* [Your goal]: Read the data and repeat it in full, exactly.

* [Provided records]:
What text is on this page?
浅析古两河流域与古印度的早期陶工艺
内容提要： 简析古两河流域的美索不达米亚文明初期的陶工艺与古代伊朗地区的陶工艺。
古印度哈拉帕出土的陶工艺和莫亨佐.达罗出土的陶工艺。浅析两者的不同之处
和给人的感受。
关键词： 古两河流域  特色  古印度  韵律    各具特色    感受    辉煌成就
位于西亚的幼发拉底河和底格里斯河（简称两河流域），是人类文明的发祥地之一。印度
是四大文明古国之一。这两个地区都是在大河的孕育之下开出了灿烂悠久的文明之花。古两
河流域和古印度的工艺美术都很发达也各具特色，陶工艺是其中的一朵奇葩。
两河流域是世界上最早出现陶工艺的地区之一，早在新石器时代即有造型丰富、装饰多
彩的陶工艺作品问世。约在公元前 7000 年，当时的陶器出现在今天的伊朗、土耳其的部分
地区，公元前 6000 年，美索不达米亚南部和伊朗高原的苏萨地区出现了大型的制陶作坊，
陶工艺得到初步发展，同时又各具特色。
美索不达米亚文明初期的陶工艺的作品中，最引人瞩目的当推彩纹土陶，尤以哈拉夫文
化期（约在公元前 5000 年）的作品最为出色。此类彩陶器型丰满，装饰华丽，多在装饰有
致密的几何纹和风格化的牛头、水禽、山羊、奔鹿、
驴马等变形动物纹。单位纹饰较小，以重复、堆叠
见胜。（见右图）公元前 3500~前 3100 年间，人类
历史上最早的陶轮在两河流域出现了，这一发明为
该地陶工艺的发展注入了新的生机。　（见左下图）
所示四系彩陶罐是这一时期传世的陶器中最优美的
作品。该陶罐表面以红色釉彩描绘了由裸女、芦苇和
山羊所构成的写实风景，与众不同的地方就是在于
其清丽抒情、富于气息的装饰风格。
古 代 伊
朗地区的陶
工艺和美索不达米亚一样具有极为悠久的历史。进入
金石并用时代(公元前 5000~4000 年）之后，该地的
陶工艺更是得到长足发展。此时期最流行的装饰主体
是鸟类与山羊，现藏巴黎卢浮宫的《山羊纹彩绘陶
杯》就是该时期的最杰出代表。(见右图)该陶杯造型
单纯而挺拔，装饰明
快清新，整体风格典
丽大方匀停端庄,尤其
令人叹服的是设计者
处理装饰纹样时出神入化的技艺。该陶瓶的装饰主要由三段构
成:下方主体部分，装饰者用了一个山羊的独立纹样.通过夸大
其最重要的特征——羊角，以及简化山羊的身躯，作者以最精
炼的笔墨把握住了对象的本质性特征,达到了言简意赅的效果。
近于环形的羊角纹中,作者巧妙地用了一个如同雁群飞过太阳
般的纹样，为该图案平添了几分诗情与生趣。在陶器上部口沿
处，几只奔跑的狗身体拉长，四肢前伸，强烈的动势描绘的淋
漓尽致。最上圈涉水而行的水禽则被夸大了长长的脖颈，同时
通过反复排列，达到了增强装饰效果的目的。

* [Task solution]:
What text is on this page?
浅析古两河流域与古印度的早期陶工艺
内容提要： 简析古两河流域的美索不达米亚文明初期的陶工艺与古代伊朗地区的陶工艺。
古印度哈拉帕出土的陶工艺和莫亨佐.达罗出土的陶工艺。浅析两者的不同之处
和给人的感受。
关键词： 古两河流域  特色  古印度  韵律    各具特色    感受    辉煌成就
位于西亚的幼发拉底河和底格里斯河（简称两河流域），是人类文明的发祥地之一。印度
是四大文明古国之一。这两个地区都是在大河的孕育之下开出了灿烂悠久的文明之花。古两
河流域和古印度的工艺美术都很发达也各具特色，陶工艺是其中的一朵奇葩。
两河流域是世界上最早出现陶工艺的地区之一，早在新石器时代即有造型丰富、装饰多
彩的陶工艺作品问世。约在公元前 7000 年，当时的陶器出现在今天的伊朗、土耳其的部分
地区，公元前 6000 年，美索不达米亚南部和伊朗高原的苏萨地区出现了大型的制陶作坊，
陶工艺得到初步发展，同时又各具特色。
美索不达米亚文明初期的陶工艺的作品中，最引人瞩目的当推彩纹土陶，尤以哈拉夫文
化期（约在公元前 5000 年）的作品最为出色。此类彩陶器型丰满，装饰华丽，多在装饰有
致密的几何纹和风格化的牛头、水禽、山羊、奔鹿、
驴马等变形动物纹。单位纹饰较小，以重复、堆叠
见胜。（见右图）公元前 3500~前 3100 年间，人类
历史上最早的陶轮在两河流域出现了，这一发明为
该地陶工艺的发展注入了新的生机。　（见左下图）
所示四系彩陶罐是这一时期传世的陶器中最优美的
作品。该陶罐表面以红色釉彩描绘了由裸女、芦苇和
山羊所构成的写实风景，与众不同的地方就是在于
其清丽抒情、富于气息的装饰风格。
古 代 伊
朗地区的陶
工艺和美索不达米亚一样具有极为悠久的历史。进入
金石并用时代(公元前 5000~4000 年）之后，该地的
陶工艺更是得到长足发展。此时期最流行的装饰主体
是鸟类与山羊，现藏巴黎卢浮宫的《山羊纹彩绘陶
杯》就是该时期的最杰出代表。(见右图)该陶杯造型
单纯而挺拔，装饰明
快清新，整体风格典
丽大方匀停端庄,尤其
令人叹服的是设计者
处理装饰纹样时出神入化的技艺。该陶瓶的装饰主要由三段构
成:下方主体部分，装饰者用了一个山羊的独立纹样.通过夸大
其最重要的特征——羊角，以及简化山羊的身躯，作者以最精
炼的笔墨把握住了对象的本质性特征,达到了言简意赅的效果。
近于环形的羊角纹中,作者巧妙地用了一个如同雁群飞过太阳
般的纹样，为该图案平添了几分诗情与生趣。在陶器上部口沿
处，几只奔跑的狗身体拉长，四肢前伸，强烈的动势描绘的淋
漓尽致。最上圈涉水而行的水禽则被夸大了长长的脖颈，同时
通过反复排列，达到了增强装饰效果的目的。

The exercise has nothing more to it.